## WHAT THIS TASK INVOLVES
Pull out all lines from the listing below in which the word "countries" appears.

Start of SOURCE MATERIAL

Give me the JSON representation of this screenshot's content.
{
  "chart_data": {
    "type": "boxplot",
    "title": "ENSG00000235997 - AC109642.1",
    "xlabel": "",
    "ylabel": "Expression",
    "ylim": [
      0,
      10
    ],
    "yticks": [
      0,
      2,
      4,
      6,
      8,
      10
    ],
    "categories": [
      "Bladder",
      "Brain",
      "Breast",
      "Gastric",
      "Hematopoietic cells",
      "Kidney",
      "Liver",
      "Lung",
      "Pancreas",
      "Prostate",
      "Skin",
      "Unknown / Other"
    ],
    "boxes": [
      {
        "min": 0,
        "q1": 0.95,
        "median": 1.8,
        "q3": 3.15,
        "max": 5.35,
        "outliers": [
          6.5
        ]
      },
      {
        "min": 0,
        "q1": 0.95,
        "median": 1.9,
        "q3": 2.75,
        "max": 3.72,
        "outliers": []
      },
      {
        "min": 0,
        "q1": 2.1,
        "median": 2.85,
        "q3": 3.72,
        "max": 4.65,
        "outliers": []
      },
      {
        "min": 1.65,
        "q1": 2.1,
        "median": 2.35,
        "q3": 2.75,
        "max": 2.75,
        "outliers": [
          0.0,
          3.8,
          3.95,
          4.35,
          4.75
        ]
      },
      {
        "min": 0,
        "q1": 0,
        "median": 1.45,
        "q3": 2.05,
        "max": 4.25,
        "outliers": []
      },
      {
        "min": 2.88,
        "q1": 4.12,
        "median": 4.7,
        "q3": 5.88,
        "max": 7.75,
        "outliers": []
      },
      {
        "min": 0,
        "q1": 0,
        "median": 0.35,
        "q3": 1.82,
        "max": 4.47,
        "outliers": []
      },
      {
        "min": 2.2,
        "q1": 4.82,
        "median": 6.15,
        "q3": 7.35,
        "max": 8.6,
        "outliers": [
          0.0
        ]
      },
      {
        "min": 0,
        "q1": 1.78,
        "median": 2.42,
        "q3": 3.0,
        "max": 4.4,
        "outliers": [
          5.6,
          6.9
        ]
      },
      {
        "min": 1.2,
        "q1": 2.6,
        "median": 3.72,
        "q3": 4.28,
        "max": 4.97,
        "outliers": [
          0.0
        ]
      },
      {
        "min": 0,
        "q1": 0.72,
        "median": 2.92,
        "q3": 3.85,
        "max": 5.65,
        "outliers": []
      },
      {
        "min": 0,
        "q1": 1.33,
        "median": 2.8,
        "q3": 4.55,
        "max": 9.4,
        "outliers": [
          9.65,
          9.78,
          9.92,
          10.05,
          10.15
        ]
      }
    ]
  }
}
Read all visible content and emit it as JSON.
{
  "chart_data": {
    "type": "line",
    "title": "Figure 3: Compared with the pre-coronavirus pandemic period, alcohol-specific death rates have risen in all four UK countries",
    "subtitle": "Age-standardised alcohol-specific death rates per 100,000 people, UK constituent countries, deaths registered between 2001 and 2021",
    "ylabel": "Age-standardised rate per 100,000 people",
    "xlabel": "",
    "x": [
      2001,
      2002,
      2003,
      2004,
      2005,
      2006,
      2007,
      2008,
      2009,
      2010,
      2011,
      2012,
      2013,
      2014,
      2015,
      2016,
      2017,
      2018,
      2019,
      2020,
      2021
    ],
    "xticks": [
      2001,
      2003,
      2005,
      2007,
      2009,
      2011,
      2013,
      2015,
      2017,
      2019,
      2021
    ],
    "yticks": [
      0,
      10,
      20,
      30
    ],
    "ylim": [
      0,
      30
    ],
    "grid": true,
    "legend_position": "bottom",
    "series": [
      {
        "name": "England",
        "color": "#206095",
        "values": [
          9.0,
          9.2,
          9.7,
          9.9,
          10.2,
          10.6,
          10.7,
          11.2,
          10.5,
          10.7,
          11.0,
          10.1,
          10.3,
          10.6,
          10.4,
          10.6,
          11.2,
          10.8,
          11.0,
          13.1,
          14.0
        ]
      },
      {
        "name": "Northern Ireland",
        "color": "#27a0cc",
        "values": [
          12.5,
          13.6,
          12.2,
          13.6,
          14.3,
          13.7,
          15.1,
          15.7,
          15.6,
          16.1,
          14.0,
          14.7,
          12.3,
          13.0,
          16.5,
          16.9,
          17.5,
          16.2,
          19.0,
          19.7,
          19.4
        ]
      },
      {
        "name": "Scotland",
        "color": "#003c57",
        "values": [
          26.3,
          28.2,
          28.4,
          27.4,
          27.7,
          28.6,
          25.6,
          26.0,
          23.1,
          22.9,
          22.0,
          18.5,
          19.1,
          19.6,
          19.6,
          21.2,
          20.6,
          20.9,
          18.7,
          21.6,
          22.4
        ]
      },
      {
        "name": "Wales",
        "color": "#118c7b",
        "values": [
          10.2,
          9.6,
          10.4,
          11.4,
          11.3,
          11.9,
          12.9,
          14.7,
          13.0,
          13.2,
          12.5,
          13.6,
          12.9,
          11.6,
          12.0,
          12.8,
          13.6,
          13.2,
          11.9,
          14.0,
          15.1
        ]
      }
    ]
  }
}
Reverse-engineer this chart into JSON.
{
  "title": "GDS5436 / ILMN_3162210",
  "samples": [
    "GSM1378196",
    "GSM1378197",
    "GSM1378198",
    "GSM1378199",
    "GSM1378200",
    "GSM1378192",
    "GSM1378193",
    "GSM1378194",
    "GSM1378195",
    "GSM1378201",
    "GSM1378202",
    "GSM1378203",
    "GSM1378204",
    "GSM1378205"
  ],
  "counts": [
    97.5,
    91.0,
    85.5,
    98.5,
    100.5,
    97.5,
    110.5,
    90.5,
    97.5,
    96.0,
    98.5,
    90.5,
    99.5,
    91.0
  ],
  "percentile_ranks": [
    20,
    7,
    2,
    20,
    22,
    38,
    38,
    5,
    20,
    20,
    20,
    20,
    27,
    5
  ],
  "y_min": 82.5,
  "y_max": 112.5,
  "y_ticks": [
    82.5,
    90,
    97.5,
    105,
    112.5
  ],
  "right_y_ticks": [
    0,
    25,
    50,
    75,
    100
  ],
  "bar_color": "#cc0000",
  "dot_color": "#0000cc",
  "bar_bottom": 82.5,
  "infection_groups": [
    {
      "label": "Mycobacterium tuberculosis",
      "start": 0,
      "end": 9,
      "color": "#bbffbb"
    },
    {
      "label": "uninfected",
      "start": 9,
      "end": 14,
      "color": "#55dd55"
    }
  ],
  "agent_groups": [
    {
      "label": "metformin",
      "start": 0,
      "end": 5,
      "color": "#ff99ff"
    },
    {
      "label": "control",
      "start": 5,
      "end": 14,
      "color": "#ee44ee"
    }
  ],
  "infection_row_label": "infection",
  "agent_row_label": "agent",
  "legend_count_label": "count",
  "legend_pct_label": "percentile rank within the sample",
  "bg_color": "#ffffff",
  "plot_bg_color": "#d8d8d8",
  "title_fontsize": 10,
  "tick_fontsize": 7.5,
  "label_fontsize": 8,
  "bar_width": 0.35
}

End of SOURCE MATERIAL

## RESULT OF THE TASK
    "title": "Figure 3: Compared with the pre-coronavirus pandemic period, alcohol-specific death rates have risen in all four UK countries",
    "subtitle": "Age-standardised alcohol-specific death rates per 100,000 people, UK constituent countries, deaths registered between 2001 and 2021",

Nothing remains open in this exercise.